— Start DATA RECORDS —

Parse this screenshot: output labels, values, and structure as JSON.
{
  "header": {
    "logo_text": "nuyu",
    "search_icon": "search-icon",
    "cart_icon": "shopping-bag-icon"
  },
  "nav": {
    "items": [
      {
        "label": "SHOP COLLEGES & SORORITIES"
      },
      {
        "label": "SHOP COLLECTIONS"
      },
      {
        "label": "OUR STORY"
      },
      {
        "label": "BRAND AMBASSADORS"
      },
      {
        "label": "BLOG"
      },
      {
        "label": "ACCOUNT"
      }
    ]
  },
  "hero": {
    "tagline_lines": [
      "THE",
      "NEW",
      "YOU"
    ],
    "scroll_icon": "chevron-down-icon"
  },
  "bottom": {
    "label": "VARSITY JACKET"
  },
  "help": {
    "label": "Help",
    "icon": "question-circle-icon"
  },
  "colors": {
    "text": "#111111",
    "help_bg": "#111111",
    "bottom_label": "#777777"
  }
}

— End DATA RECORDS —

● BRIEF:
Retype the material in full. Each word must match.

● FINISHED ANSWER:
Parse this screenshot: output labels, values, and structure as JSON.
{
  "header": {
    "logo_text": "nuyu",
    "search_icon": "search-icon",
    "cart_icon": "shopping-bag-icon"
  },
  "nav": {
    "items": [
      {
        "label": "SHOP COLLEGES & SORORITIES"
      },
      {
        "label": "SHOP COLLECTIONS"
      },
      {
        "label": "OUR STORY"
      },
      {
        "label": "BRAND AMBASSADORS"
      },
      {
        "label": "BLOG"
      },
      {
        "label": "ACCOUNT"
      }
    ]
  },
  "hero": {
    "tagline_lines": [
      "THE",
      "NEW",
      "YOU"
    ],
    "scroll_icon": "chevron-down-icon"
  },
  "bottom": {
    "label": "VARSITY JACKET"
  },
  "help": {
    "label": "Help",
    "icon": "question-circle-icon"
  },
  "colors": {
    "text": "#111111",
    "help_bg": "#111111",
    "bottom_label": "#777777"
  }
}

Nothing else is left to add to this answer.